**EXERCISE PROMPT**. Will you transcribe all the entries word for word, skipping the pictures they hold?

**RECORDS TO PROCESS**.
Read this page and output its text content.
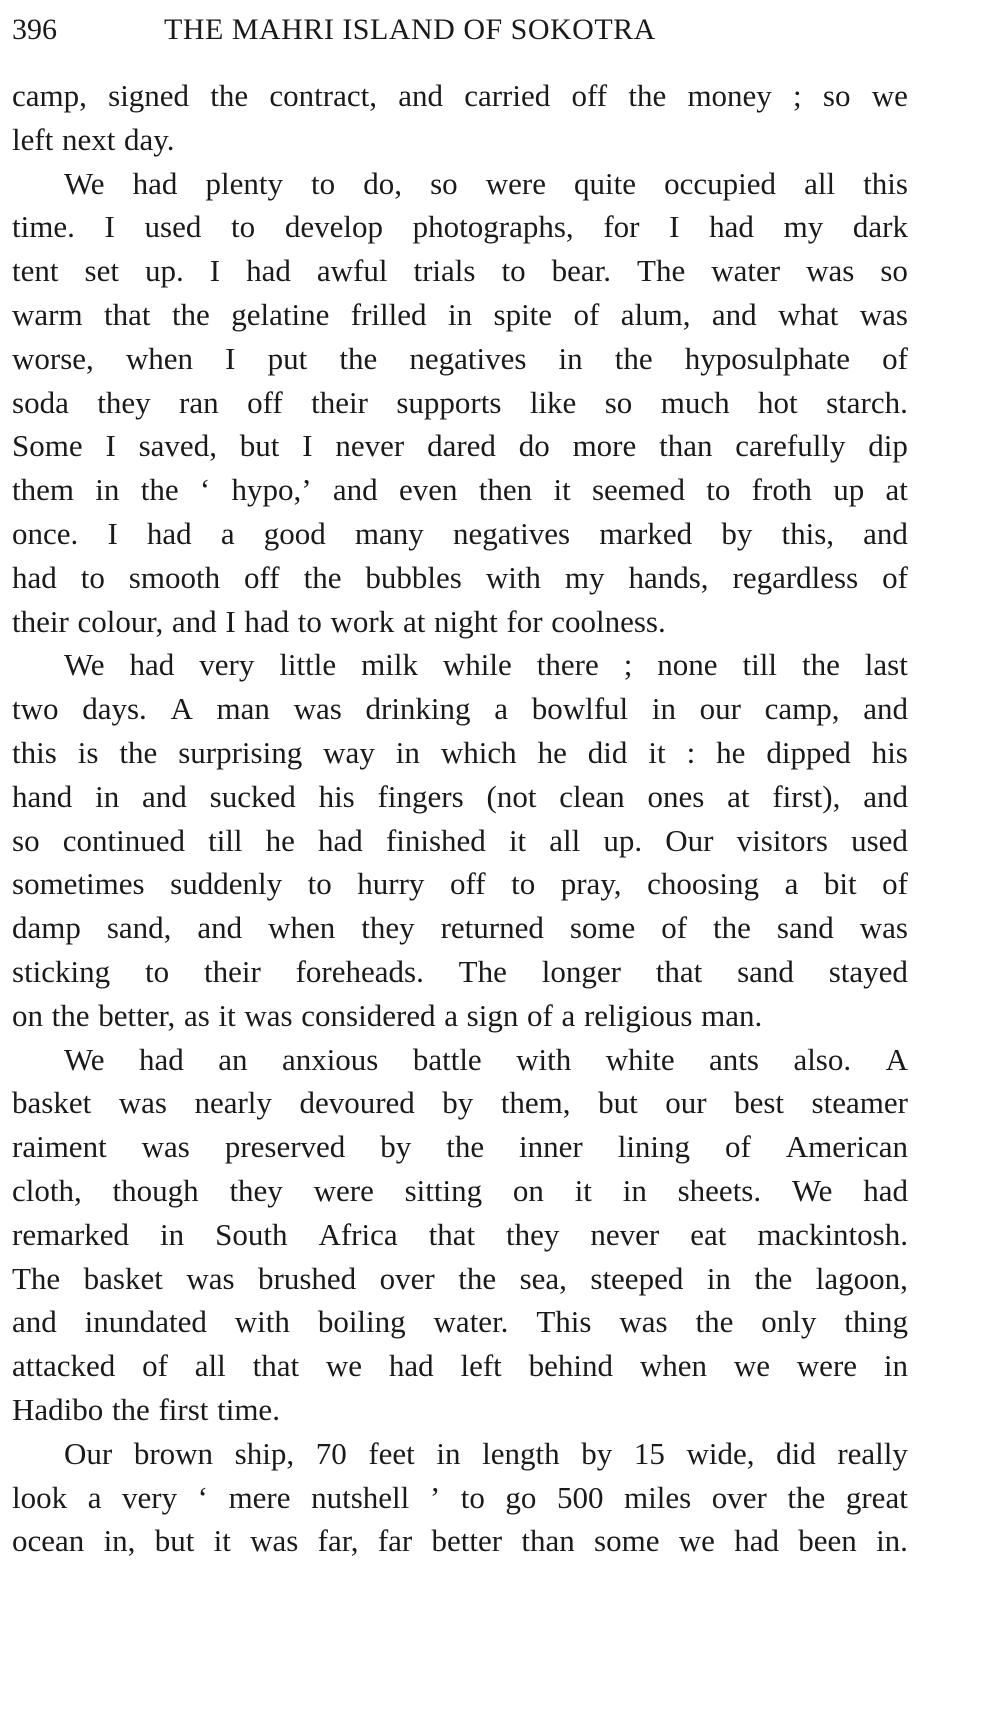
396	THE MAHRI ISLAND OF SOKOTRA
camp, signed the contract, and carried off the money ; so we
left next day.
We had plenty to do, so were quite occupied all this
time. I used to develop photographs, for I had my dark
tent set up. I had awful trials to bear. The water was so
warm that the gelatine frilled in spite of alum, and what was
worse, when I put the negatives in the hyposulphate of
soda they ran off their supports like so much hot starch.
Some I saved, but I never dared do more than carefully dip
them in the ‘ hypo,’ and even then it seemed to froth up at
once. I had a good many negatives marked by this, and
had to smooth off the bubbles with my hands, regardless of
their colour, and I had to work at night for coolness.
We had very little milk while there ; none till the last
two days. A man was drinking a bowlful in our camp, and
this is the surprising way in which he did it : he dipped his
hand in and sucked his fingers (not clean ones at first), and
so continued till he had finished it all up. Our visitors used
sometimes suddenly to hurry off to pray, choosing a bit of
damp sand, and when they returned some of the sand was
sticking to their foreheads. The longer that sand stayed
on the better, as it was considered a sign of a religious man.
We had an anxious battle with white ants also. A
basket was nearly devoured by them, but our best steamer
raiment was preserved by the inner lining of American
cloth, though they were sitting on it in sheets. We had
remarked in South Africa that they never eat mackintosh.
The basket was brushed over the sea, steeped in the lagoon,
and inundated with boiling water. This was the only thing
attacked of all that we had left behind when we were in
Hadibo the first time.
Our brown ship, 70 feet in length by 15 wide, did really
look a very ‘ mere nutshell ’ to go 500 miles over the great
ocean in, but it was far, far better than some we had been in.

**ANSWER TO THIS TASK**.
Read this page and output its text content.
396	THE MAHRI ISLAND OF SOKOTRA
camp, signed the contract, and carried off the money ; so we
left next day.
We had plenty to do, so were quite occupied all this
time. I used to develop photographs, for I had my dark
tent set up. I had awful trials to bear. The water was so
warm that the gelatine frilled in spite of alum, and what was
worse, when I put the negatives in the hyposulphate of
soda they ran off their supports like so much hot starch.
Some I saved, but I never dared do more than carefully dip
them in the ‘ hypo,’ and even then it seemed to froth up at
once. I had a good many negatives marked by this, and
had to smooth off the bubbles with my hands, regardless of
their colour, and I had to work at night for coolness.
We had very little milk while there ; none till the last
two days. A man was drinking a bowlful in our camp, and
this is the surprising way in which he did it : he dipped his
hand in and sucked his fingers (not clean ones at first), and
so continued till he had finished it all up. Our visitors used
sometimes suddenly to hurry off to pray, choosing a bit of
damp sand, and when they returned some of the sand was
sticking to their foreheads. The longer that sand stayed
on the better, as it was considered a sign of a religious man.
We had an anxious battle with white ants also. A
basket was nearly devoured by them, but our best steamer
raiment was preserved by the inner lining of American
cloth, though they were sitting on it in sheets. We had
remarked in South Africa that they never eat mackintosh.
The basket was brushed over the sea, steeped in the lagoon,
and inundated with boiling water. This was the only thing
attacked of all that we had left behind when we were in
Hadibo the first time.
Our brown ship, 70 feet in length by 15 wide, did really
look a very ‘ mere nutshell ’ to go 500 miles over the great
ocean in, but it was far, far better than some we had been in.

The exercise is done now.